Write out each line that follows exactly as it stands, without the pictures.

═══ Dataset ═══

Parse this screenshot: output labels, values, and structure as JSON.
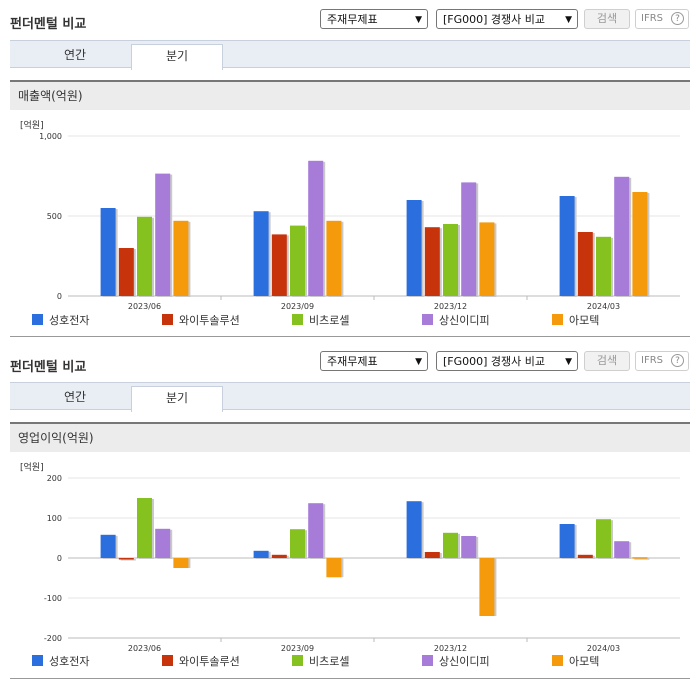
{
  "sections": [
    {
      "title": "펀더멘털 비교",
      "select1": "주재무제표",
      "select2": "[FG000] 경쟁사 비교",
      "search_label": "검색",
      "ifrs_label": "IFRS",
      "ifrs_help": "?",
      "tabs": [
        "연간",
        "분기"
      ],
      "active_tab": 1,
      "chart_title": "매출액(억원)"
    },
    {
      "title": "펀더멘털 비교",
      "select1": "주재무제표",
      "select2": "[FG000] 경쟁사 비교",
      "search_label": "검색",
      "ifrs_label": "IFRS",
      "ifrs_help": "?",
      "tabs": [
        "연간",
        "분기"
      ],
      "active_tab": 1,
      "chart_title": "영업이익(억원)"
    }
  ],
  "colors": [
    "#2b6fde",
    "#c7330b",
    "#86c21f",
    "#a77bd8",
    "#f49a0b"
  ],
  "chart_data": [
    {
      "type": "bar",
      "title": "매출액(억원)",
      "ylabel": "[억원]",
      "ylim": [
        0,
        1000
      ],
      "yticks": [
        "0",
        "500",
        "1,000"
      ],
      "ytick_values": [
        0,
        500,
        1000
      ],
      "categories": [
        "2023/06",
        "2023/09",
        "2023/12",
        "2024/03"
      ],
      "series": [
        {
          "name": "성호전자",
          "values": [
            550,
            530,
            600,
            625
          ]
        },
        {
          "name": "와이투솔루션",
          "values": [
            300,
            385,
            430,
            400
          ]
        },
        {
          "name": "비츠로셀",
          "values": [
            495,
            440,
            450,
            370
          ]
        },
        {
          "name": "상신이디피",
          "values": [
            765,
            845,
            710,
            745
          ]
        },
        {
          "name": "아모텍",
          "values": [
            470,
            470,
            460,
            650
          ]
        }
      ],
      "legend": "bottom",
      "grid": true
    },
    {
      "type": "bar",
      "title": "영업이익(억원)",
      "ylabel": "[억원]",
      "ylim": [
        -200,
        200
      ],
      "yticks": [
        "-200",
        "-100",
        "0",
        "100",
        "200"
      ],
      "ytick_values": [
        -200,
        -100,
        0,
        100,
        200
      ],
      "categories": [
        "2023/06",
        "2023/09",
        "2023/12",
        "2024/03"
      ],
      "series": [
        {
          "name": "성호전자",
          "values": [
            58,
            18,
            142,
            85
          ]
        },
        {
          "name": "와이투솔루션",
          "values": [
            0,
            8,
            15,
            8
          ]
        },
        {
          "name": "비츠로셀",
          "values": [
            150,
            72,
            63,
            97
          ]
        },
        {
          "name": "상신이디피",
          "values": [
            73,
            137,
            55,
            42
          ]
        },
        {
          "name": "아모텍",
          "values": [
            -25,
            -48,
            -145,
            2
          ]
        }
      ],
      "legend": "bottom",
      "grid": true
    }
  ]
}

═══

The result =
Parse this screenshot: output labels, values, and structure as JSON.
{
  "sections": [
    {
      "title": "펀더멘털 비교",
      "select1": "주재무제표",
      "select2": "[FG000] 경쟁사 비교",
      "search_label": "검색",
      "ifrs_label": "IFRS",
      "ifrs_help": "?",
      "tabs": [
        "연간",
        "분기"
      ],
      "active_tab": 1,
      "chart_title": "매출액(억원)"
    },
    {
      "title": "펀더멘털 비교",
      "select1": "주재무제표",
      "select2": "[FG000] 경쟁사 비교",
      "search_label": "검색",
      "ifrs_label": "IFRS",
      "ifrs_help": "?",
      "tabs": [
        "연간",
        "분기"
      ],
      "active_tab": 1,
      "chart_title": "영업이익(억원)"
    }
  ],
  "colors": [
    "#2b6fde",
    "#c7330b",
    "#86c21f",
    "#a77bd8",
    "#f49a0b"
  ],
  "chart_data": [
    {
      "type": "bar",
      "title": "매출액(억원)",
      "ylabel": "[억원]",
      "ylim": [
        0,
        1000
      ],
      "yticks": [
        "0",
        "500",
        "1,000"
      ],
      "ytick_values": [
        0,
        500,
        1000
      ],
      "categories": [
        "2023/06",
        "2023/09",
        "2023/12",
        "2024/03"
      ],
      "series": [
        {
          "name": "성호전자",
          "values": [
            550,
            530,
            600,
            625
          ]
        },
        {
          "name": "와이투솔루션",
          "values": [
            300,
            385,
            430,
            400
          ]
        },
        {
          "name": "비츠로셀",
          "values": [
            495,
            440,
            450,
            370
          ]
        },
        {
          "name": "상신이디피",
          "values": [
            765,
            845,
            710,
            745
          ]
        },
        {
          "name": "아모텍",
          "values": [
            470,
            470,
            460,
            650
          ]
        }
      ],
      "legend": "bottom",
      "grid": true
    },
    {
      "type": "bar",
      "title": "영업이익(억원)",
      "ylabel": "[억원]",
      "ylim": [
        -200,
        200
      ],
      "yticks": [
        "-200",
        "-100",
        "0",
        "100",
        "200"
      ],
      "ytick_values": [
        -200,
        -100,
        0,
        100,
        200
      ],
      "categories": [
        "2023/06",
        "2023/09",
        "2023/12",
        "2024/03"
      ],
      "series": [
        {
          "name": "성호전자",
          "values": [
            58,
            18,
            142,
            85
          ]
        },
        {
          "name": "와이투솔루션",
          "values": [
            0,
            8,
            15,
            8
          ]
        },
        {
          "name": "비츠로셀",
          "values": [
            150,
            72,
            63,
            97
          ]
        },
        {
          "name": "상신이디피",
          "values": [
            73,
            137,
            55,
            42
          ]
        },
        {
          "name": "아모텍",
          "values": [
            -25,
            -48,
            -145,
            2
          ]
        }
      ],
      "legend": "bottom",
      "grid": true
    }
  ]
}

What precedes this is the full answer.